= Material supplied =
======

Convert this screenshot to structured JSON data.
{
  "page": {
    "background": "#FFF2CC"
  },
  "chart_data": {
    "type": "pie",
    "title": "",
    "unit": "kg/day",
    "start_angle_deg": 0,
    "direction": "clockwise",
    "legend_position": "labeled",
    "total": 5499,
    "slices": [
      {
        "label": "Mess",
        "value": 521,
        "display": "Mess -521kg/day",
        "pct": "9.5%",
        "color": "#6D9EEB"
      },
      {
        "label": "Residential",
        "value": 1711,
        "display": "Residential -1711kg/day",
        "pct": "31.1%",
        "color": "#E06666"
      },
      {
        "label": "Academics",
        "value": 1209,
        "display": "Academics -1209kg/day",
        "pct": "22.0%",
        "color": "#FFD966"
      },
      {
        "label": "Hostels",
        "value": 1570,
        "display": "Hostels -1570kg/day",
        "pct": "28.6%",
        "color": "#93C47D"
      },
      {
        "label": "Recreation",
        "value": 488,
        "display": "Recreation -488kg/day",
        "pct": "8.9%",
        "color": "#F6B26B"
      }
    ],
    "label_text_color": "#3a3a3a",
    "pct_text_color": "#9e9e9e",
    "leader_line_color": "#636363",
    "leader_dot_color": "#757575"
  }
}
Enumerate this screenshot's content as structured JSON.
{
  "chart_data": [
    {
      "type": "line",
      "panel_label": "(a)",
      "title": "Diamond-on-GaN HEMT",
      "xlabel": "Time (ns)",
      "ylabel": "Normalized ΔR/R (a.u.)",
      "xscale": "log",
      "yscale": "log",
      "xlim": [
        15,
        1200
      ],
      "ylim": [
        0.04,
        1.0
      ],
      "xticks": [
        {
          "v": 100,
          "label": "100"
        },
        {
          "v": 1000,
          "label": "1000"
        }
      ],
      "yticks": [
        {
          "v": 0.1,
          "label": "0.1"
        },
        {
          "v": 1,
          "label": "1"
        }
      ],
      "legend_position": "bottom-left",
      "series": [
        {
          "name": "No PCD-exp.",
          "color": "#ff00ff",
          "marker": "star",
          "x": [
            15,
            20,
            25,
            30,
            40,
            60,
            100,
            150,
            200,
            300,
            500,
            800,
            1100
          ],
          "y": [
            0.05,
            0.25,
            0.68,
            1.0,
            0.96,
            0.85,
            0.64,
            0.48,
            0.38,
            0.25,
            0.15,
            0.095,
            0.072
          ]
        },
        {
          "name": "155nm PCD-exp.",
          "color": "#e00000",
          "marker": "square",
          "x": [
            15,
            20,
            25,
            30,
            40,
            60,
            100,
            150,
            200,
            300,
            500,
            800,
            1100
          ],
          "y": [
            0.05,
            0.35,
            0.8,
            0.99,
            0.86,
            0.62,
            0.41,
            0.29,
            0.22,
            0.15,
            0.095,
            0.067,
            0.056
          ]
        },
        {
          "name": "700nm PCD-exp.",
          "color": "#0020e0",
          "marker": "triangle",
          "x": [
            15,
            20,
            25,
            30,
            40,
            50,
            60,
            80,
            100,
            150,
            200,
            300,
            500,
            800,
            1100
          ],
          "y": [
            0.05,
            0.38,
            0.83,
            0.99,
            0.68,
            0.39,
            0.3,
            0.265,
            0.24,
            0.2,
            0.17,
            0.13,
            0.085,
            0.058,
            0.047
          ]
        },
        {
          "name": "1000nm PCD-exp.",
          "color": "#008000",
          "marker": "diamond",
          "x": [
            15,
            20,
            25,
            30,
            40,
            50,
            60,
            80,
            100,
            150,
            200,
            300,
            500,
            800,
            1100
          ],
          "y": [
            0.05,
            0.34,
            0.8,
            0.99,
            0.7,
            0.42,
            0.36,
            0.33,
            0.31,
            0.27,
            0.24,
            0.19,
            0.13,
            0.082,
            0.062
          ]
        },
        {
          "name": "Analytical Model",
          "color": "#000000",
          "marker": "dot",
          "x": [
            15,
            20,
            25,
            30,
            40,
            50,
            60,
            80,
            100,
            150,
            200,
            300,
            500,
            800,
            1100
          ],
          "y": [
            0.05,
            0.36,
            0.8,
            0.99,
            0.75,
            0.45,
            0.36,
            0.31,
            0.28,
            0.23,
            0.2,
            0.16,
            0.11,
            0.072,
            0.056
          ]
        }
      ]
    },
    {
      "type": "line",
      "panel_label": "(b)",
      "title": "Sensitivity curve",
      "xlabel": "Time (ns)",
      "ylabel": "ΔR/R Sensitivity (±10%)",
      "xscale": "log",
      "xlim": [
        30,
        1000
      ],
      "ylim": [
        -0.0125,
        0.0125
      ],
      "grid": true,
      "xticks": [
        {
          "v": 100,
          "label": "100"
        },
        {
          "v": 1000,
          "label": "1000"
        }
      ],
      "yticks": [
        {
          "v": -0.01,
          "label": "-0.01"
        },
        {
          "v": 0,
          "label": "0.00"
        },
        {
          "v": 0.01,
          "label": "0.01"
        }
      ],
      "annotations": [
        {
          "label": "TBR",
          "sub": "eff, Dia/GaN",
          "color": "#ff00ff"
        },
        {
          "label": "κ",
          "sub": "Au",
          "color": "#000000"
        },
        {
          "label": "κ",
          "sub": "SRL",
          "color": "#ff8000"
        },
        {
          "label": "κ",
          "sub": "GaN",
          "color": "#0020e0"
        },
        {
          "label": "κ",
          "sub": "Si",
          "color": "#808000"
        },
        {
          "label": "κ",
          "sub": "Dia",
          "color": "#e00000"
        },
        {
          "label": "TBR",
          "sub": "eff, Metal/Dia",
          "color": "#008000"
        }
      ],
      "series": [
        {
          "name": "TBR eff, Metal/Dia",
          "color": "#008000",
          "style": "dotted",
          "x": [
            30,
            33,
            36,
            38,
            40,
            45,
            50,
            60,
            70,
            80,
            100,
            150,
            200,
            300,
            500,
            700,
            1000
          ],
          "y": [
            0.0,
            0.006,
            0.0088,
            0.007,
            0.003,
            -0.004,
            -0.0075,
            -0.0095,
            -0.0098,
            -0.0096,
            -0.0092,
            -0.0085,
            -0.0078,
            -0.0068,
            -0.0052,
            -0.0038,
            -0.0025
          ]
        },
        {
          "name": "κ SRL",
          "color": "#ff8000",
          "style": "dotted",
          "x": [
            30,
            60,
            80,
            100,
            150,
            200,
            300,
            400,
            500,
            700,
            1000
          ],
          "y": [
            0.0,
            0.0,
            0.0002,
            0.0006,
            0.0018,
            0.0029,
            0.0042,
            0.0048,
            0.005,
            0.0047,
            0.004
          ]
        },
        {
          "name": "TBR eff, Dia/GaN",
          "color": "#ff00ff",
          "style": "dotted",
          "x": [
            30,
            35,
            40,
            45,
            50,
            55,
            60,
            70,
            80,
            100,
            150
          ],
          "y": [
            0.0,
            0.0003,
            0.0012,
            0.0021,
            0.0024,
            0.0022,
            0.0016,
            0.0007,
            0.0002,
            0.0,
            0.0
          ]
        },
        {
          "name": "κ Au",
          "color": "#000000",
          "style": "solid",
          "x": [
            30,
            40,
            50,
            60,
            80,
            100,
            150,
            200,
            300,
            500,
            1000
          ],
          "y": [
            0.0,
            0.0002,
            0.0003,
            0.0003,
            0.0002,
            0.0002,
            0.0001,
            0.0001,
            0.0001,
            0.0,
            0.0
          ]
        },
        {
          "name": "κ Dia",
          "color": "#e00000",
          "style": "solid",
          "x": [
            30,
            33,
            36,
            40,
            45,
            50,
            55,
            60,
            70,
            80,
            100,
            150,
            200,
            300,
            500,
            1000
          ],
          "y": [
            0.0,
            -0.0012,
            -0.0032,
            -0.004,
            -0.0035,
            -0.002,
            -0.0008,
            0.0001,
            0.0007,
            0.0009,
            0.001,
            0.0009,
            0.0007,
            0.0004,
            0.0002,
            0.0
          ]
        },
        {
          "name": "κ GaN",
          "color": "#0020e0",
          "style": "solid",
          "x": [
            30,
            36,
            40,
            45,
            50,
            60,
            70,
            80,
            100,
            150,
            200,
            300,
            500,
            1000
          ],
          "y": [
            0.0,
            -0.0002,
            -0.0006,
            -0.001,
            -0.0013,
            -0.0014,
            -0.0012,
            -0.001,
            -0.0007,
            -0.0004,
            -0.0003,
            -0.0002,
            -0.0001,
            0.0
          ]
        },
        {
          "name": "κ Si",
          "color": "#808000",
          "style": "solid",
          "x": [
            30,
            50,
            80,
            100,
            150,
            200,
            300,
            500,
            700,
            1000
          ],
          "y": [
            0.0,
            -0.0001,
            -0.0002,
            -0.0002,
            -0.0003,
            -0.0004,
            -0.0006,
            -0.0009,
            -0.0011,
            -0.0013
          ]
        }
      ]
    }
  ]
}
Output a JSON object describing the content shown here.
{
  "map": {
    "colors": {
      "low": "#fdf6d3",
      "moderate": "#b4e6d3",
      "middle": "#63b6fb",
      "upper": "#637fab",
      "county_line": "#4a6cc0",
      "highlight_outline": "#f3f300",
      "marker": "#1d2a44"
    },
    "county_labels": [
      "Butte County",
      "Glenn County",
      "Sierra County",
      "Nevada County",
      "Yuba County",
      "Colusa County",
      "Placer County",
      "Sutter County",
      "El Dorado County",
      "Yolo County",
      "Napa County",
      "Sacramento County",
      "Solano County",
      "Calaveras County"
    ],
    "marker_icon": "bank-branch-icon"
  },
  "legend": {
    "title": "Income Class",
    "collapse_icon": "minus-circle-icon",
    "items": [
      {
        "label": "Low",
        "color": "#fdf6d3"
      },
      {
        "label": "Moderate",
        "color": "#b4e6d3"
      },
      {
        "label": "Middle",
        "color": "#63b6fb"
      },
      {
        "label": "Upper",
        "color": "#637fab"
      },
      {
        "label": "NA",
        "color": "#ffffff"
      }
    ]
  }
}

======

= Exercise goal =
Count how many lines above contain the word "Metal". Reply with the number alone.

= Problem solution =
2